**Collected data entries:**
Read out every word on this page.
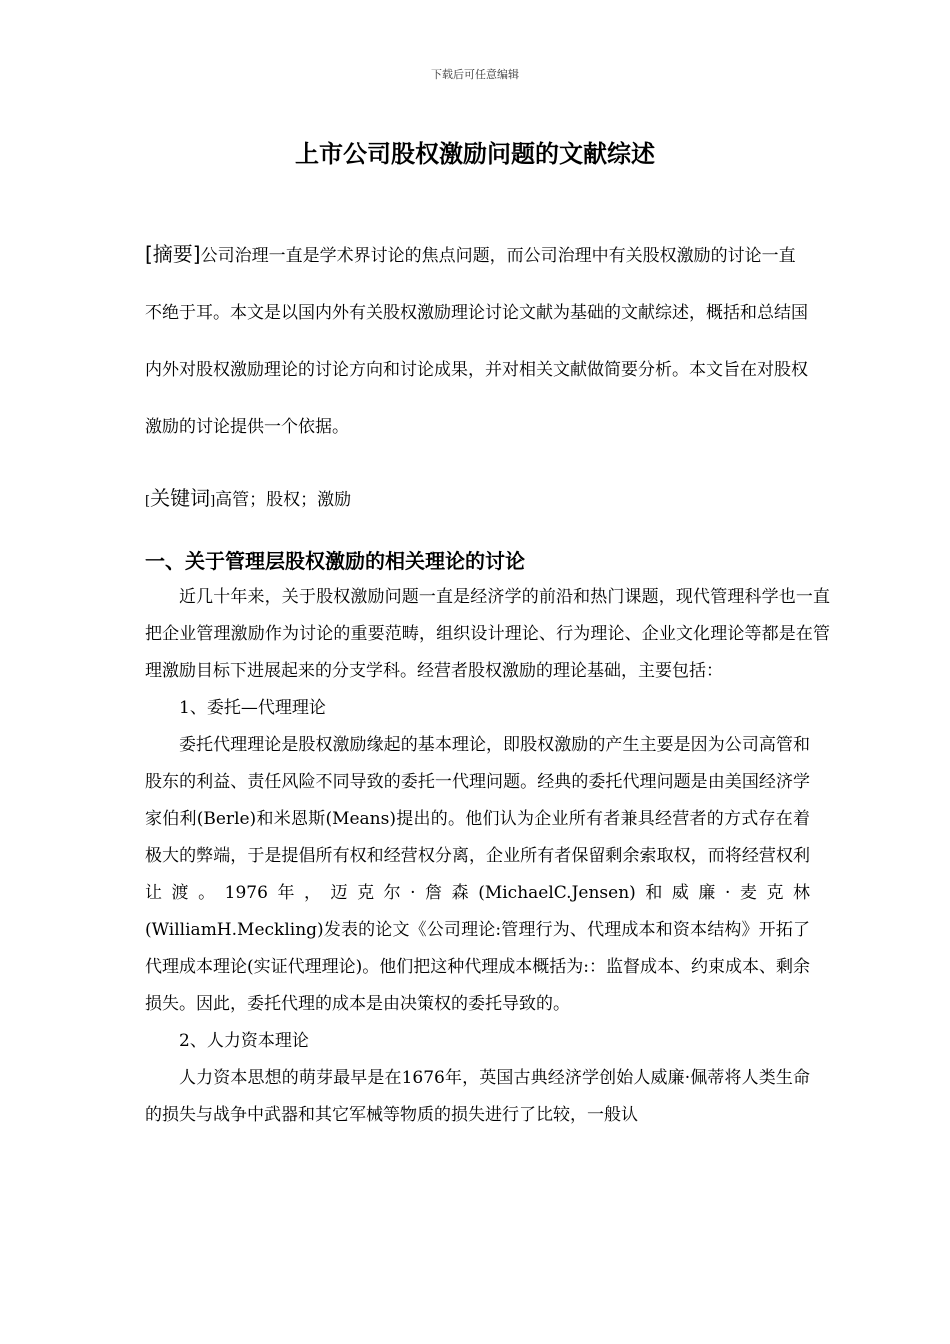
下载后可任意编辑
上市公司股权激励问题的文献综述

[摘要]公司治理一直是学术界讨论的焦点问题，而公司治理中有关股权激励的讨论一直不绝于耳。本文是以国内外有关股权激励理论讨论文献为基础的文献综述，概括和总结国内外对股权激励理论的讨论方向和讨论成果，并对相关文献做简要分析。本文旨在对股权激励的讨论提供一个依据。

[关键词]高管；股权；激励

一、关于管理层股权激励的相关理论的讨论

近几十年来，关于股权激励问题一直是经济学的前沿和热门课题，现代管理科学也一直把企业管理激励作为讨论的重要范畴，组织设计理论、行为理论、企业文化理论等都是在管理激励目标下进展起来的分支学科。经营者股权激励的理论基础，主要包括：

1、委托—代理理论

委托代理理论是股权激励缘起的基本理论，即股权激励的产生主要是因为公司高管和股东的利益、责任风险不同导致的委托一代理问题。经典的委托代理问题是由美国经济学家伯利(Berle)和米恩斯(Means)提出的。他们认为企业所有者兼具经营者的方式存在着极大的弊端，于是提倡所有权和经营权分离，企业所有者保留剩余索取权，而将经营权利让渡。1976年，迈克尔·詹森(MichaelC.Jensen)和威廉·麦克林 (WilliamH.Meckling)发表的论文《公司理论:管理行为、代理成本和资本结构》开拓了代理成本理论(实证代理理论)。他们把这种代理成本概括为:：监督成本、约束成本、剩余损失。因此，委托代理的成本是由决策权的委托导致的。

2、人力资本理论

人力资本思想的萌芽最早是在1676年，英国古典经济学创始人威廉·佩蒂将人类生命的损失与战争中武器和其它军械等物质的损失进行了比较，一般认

**Your instructions:** All the material shown above is to be copied exactly, with no pictures carried over.

**Response to the task:**
Read out every word on this page.
下载后可任意编辑
上市公司股权激励问题的文献综述

[摘要]公司治理一直是学术界讨论的焦点问题，而公司治理中有关股权激励的讨论一直不绝于耳。本文是以国内外有关股权激励理论讨论文献为基础的文献综述，概括和总结国内外对股权激励理论的讨论方向和讨论成果，并对相关文献做简要分析。本文旨在对股权激励的讨论提供一个依据。

[关键词]高管；股权；激励

一、关于管理层股权激励的相关理论的讨论

近几十年来，关于股权激励问题一直是经济学的前沿和热门课题，现代管理科学也一直把企业管理激励作为讨论的重要范畴，组织设计理论、行为理论、企业文化理论等都是在管理激励目标下进展起来的分支学科。经营者股权激励的理论基础，主要包括：

1、委托—代理理论

委托代理理论是股权激励缘起的基本理论，即股权激励的产生主要是因为公司高管和股东的利益、责任风险不同导致的委托一代理问题。经典的委托代理问题是由美国经济学家伯利(Berle)和米恩斯(Means)提出的。他们认为企业所有者兼具经营者的方式存在着极大的弊端，于是提倡所有权和经营权分离，企业所有者保留剩余索取权，而将经营权利让渡。1976年，迈克尔·詹森(MichaelC.Jensen)和威廉·麦克林 (WilliamH.Meckling)发表的论文《公司理论:管理行为、代理成本和资本结构》开拓了代理成本理论(实证代理理论)。他们把这种代理成本概括为:：监督成本、约束成本、剩余损失。因此，委托代理的成本是由决策权的委托导致的。

2、人力资本理论

人力资本思想的萌芽最早是在1676年，英国古典经济学创始人威廉·佩蒂将人类生命的损失与战争中武器和其它军械等物质的损失进行了比较，一般认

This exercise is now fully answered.